Begin RECORDS FOR THE EXERCISE

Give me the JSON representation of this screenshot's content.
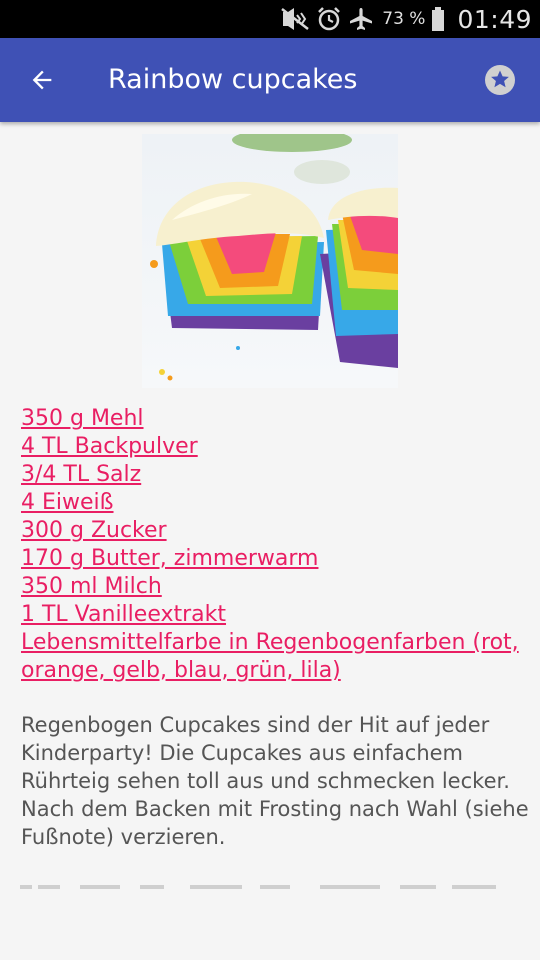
{
  "status_bar": {
    "battery_percent": "73 %",
    "time": "01:49",
    "icons": [
      "mute-icon",
      "alarm-icon",
      "airplane-mode-icon",
      "battery-icon"
    ]
  },
  "app_bar": {
    "title": "Rainbow cupcakes",
    "back_icon": "arrow-back-icon",
    "favorite_icon": "star-icon",
    "color": "#3f51b5"
  },
  "recipe": {
    "ingredients": [
      "350 g Mehl",
      "4 TL Backpulver",
      "3/4 TL Salz",
      "4 Eiweiß",
      "300 g Zucker",
      "170 g Butter, zimmerwarm",
      "350 ml Milch",
      "1 TL Vanilleextrakt",
      "Lebensmittelfarbe in Regenbogenfarben (rot, orange, gelb, blau, grün, lila)"
    ],
    "description": "Regenbogen Cupcakes sind der Hit auf jeder Kinderparty! Die Cupcakes aus einfachem Rührteig sehen toll aus und schmecken lecker. Nach dem Backen mit Frosting nach Wahl (siehe Fußnote) verzieren.",
    "link_color": "#e91e63"
  }
}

End RECORDS FOR THE EXERCISE

**EXERCISE:** Set down every entry word for word, but omit the pictures.

**FINISHED ANSWER:**
Give me the JSON representation of this screenshot's content.
{
  "status_bar": {
    "battery_percent": "73 %",
    "time": "01:49",
    "icons": [
      "mute-icon",
      "alarm-icon",
      "airplane-mode-icon",
      "battery-icon"
    ]
  },
  "app_bar": {
    "title": "Rainbow cupcakes",
    "back_icon": "arrow-back-icon",
    "favorite_icon": "star-icon",
    "color": "#3f51b5"
  },
  "recipe": {
    "ingredients": [
      "350 g Mehl",
      "4 TL Backpulver",
      "3/4 TL Salz",
      "4 Eiweiß",
      "300 g Zucker",
      "170 g Butter, zimmerwarm",
      "350 ml Milch",
      "1 TL Vanilleextrakt",
      "Lebensmittelfarbe in Regenbogenfarben (rot, orange, gelb, blau, grün, lila)"
    ],
    "description": "Regenbogen Cupcakes sind der Hit auf jeder Kinderparty! Die Cupcakes aus einfachem Rührteig sehen toll aus und schmecken lecker. Nach dem Backen mit Frosting nach Wahl (siehe Fußnote) verzieren.",
    "link_color": "#e91e63"
  }
}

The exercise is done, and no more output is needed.